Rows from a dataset
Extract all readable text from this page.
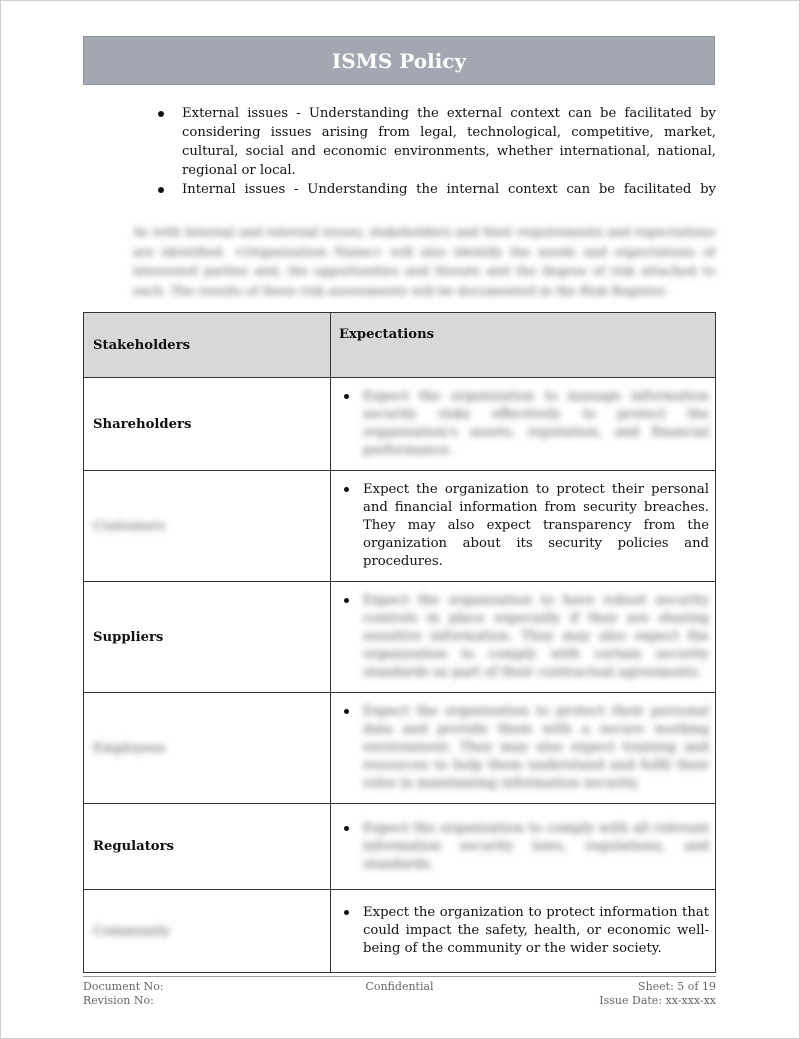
ISMS Policy
External issues - Understanding the external context can be facilitated by considering issues arising from legal, technological, competitive, market, cultural, social and economic environments, whether international, national, regional or local.
Internal issues - Understanding the internal context can be facilitated by
As with internal and external issues, stakeholders and their requirements and expectations are identified. <Organization Name> will also identify the needs and expectations of interested parties and, the opportunities and threats and the degree of risk attached to each. The results of these risk assessments will be documented in the Risk Register.
Stakeholders	Expectations
Shareholders	Expect the organization to manage information security risks effectively to protect the organization's assets, reputation, and financial performance.

Customers	Expect the organization to protect their personal and financial information from security breaches. They may also expect transparency from the organization about its security policies and procedures.

Suppliers	Expect the organization to have robust security controls in place especially if they are sharing sensitive information. They may also expect the organization to comply with certain security standards as part of their contractual agreements.

Employees	Expect the organization to protect their personal data and provide them with a secure working environment. They may also expect training and resources to help them understand and fulfil their roles in maintaining information security.

Regulators	Expect the organization to comply with all relevant information security laws, regulations, and standards.

Community	Expect the organization to protect information that could impact the safety, health, or economic well-being of the community or the wider society.
Document No:	Confidential	Sheet: 5 of 19
Revision No:	Issue Date: xx-xxx-xx
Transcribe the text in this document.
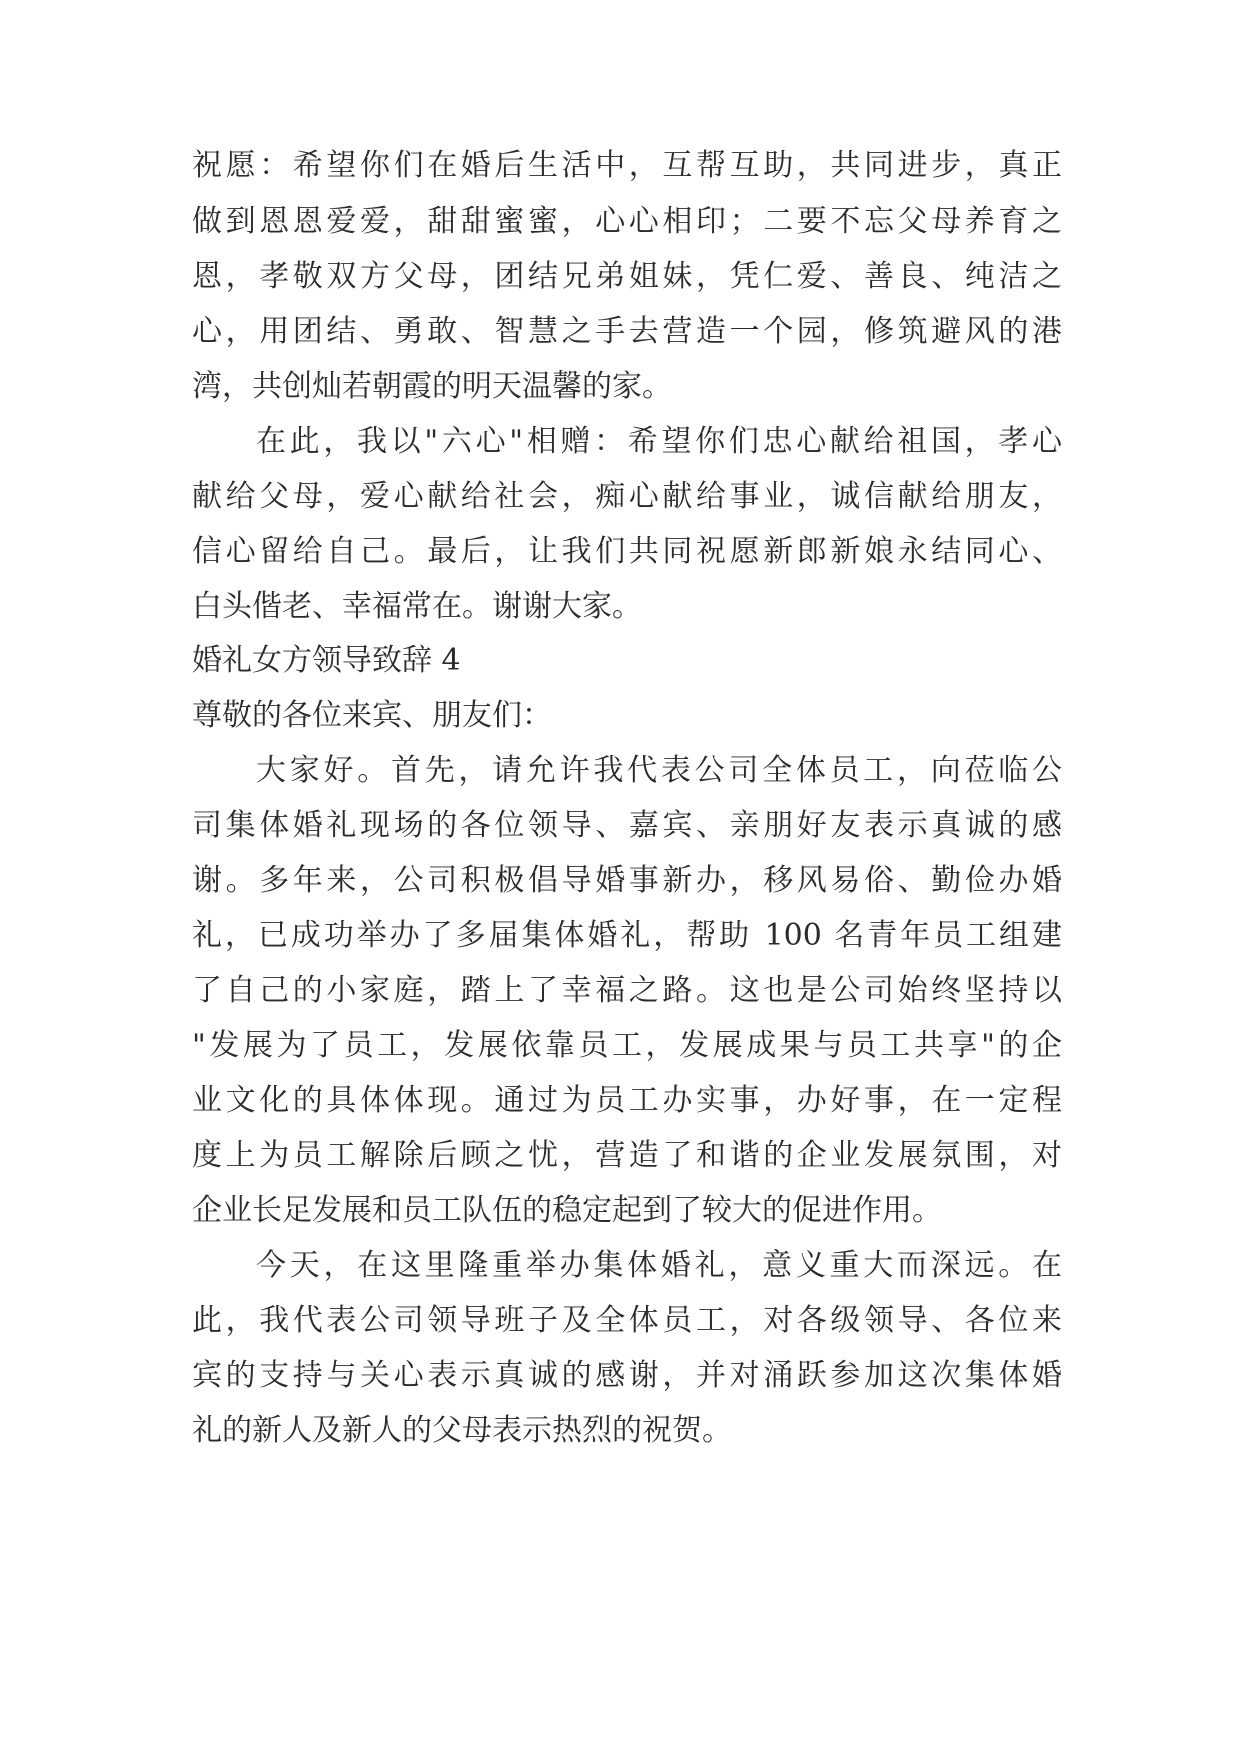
祝愿：希望你们在婚后生活中，互帮互助，共同进步，真正
做到恩恩爱爱，甜甜蜜蜜，心心相印；二要不忘父母养育之
恩，孝敬双方父母，团结兄弟姐妹，凭仁爱、善良、纯洁之
心，用团结、勇敢、智慧之手去营造一个园，修筑避风的港
湾，共创灿若朝霞的明天温馨的家。
在此，我以"六心"相赠：希望你们忠心献给祖国，孝心
献给父母，爱心献给社会，痴心献给事业，诚信献给朋友，
信心留给自己。最后，让我们共同祝愿新郎新娘永结同心、
白头偕老、幸福常在。谢谢大家。
婚礼女方领导致辞 4
尊敬的各位来宾、朋友们：
大家好。首先，请允许我代表公司全体员工，向莅临公
司集体婚礼现场的各位领导、嘉宾、亲朋好友表示真诚的感
谢。多年来，公司积极倡导婚事新办，移风易俗、勤俭办婚
礼，已成功举办了多届集体婚礼，帮助 100 名青年员工组建
了自己的小家庭，踏上了幸福之路。这也是公司始终坚持以
"发展为了员工，发展依靠员工，发展成果与员工共享"的企
业文化的具体体现。通过为员工办实事，办好事，在一定程
度上为员工解除后顾之忧，营造了和谐的企业发展氛围，对
企业长足发展和员工队伍的稳定起到了较大的促进作用。
今天，在这里隆重举办集体婚礼，意义重大而深远。在
此，我代表公司领导班子及全体员工，对各级领导、各位来
宾的支持与关心表示真诚的感谢，并对涌跃参加这次集体婚
礼的新人及新人的父母表示热烈的祝贺。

Exercise prompt
Transcribe the records above exactly, leaving out every picture.

Answer to this exercise
Extract all readable text from this page.
ISMS Policy
External issues - Understanding the external context can be facilitated by considering issues arising from legal, technological, competitive, market, cultural, social and economic environments, whether international, national, regional or local.
Internal issues - Understanding the internal context can be facilitated by
As with internal and external issues, stakeholders and their requirements and expectations are identified. <Organization Name> will also identify the needs and expectations of interested parties and, the opportunities and threats and the degree of risk attached to each. The results of these risk assessments will be documented in the Risk Register.
Stakeholders	Expectations
Shareholders	Expect the organization to manage information security risks effectively to protect the organization's assets, reputation, and financial performance.

Customers	Expect the organization to protect their personal and financial information from security breaches. They may also expect transparency from the organization about its security policies and procedures.

Suppliers	Expect the organization to have robust security controls in place especially if they are sharing sensitive information. They may also expect the organization to comply with certain security standards as part of their contractual agreements.

Employees	Expect the organization to protect their personal data and provide them with a secure working environment. They may also expect training and resources to help them understand and fulfil their roles in maintaining information security.

Regulators	Expect the organization to comply with all relevant information security laws, regulations, and standards.

Community	Expect the organization to protect information that could impact the safety, health, or economic well-being of the community or the wider society.
Document No:	Confidential	Sheet: 5 of 19
Revision No:	Issue Date: xx-xxx-xx
Transcribe the text in this document.
祝愿：希望你们在婚后生活中，互帮互助，共同进步，真正
做到恩恩爱爱，甜甜蜜蜜，心心相印；二要不忘父母养育之
恩，孝敬双方父母，团结兄弟姐妹，凭仁爱、善良、纯洁之
心，用团结、勇敢、智慧之手去营造一个园，修筑避风的港
湾，共创灿若朝霞的明天温馨的家。
在此，我以"六心"相赠：希望你们忠心献给祖国，孝心
献给父母，爱心献给社会，痴心献给事业，诚信献给朋友，
信心留给自己。最后，让我们共同祝愿新郎新娘永结同心、
白头偕老、幸福常在。谢谢大家。
婚礼女方领导致辞 4
尊敬的各位来宾、朋友们：
大家好。首先，请允许我代表公司全体员工，向莅临公
司集体婚礼现场的各位领导、嘉宾、亲朋好友表示真诚的感
谢。多年来，公司积极倡导婚事新办，移风易俗、勤俭办婚
礼，已成功举办了多届集体婚礼，帮助 100 名青年员工组建
了自己的小家庭，踏上了幸福之路。这也是公司始终坚持以
"发展为了员工，发展依靠员工，发展成果与员工共享"的企
业文化的具体体现。通过为员工办实事，办好事，在一定程
度上为员工解除后顾之忧，营造了和谐的企业发展氛围，对
企业长足发展和员工队伍的稳定起到了较大的促进作用。
今天，在这里隆重举办集体婚礼，意义重大而深远。在
此，我代表公司领导班子及全体员工，对各级领导、各位来
宾的支持与关心表示真诚的感谢，并对涌跃参加这次集体婚
礼的新人及新人的父母表示热烈的祝贺。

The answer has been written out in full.